[Records about charts and figures]
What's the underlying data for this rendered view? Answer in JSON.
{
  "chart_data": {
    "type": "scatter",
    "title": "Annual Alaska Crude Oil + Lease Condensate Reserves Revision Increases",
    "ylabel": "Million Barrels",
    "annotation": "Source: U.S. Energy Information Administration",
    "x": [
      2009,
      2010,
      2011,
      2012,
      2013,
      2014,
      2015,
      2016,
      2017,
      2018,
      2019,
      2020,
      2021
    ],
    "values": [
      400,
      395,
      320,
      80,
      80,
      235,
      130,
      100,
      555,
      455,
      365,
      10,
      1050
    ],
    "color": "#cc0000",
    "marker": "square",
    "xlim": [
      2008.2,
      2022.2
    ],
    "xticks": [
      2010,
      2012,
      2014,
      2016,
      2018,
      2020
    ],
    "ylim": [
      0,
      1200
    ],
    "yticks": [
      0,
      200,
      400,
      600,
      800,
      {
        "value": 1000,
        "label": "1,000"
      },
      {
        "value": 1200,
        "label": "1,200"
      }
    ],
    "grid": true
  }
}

*Work required*. Copy out each record, keeping every word as it is.

*Answer to this problem*.
What's the underlying data for this rendered view? Answer in JSON.
{
  "chart_data": {
    "type": "scatter",
    "title": "Annual Alaska Crude Oil + Lease Condensate Reserves Revision Increases",
    "ylabel": "Million Barrels",
    "annotation": "Source: U.S. Energy Information Administration",
    "x": [
      2009,
      2010,
      2011,
      2012,
      2013,
      2014,
      2015,
      2016,
      2017,
      2018,
      2019,
      2020,
      2021
    ],
    "values": [
      400,
      395,
      320,
      80,
      80,
      235,
      130,
      100,
      555,
      455,
      365,
      10,
      1050
    ],
    "color": "#cc0000",
    "marker": "square",
    "xlim": [
      2008.2,
      2022.2
    ],
    "xticks": [
      2010,
      2012,
      2014,
      2016,
      2018,
      2020
    ],
    "ylim": [
      0,
      1200
    ],
    "yticks": [
      0,
      200,
      400,
      600,
      800,
      {
        "value": 1000,
        "label": "1,000"
      },
      {
        "value": 1200,
        "label": "1,200"
      }
    ],
    "grid": true
  }
}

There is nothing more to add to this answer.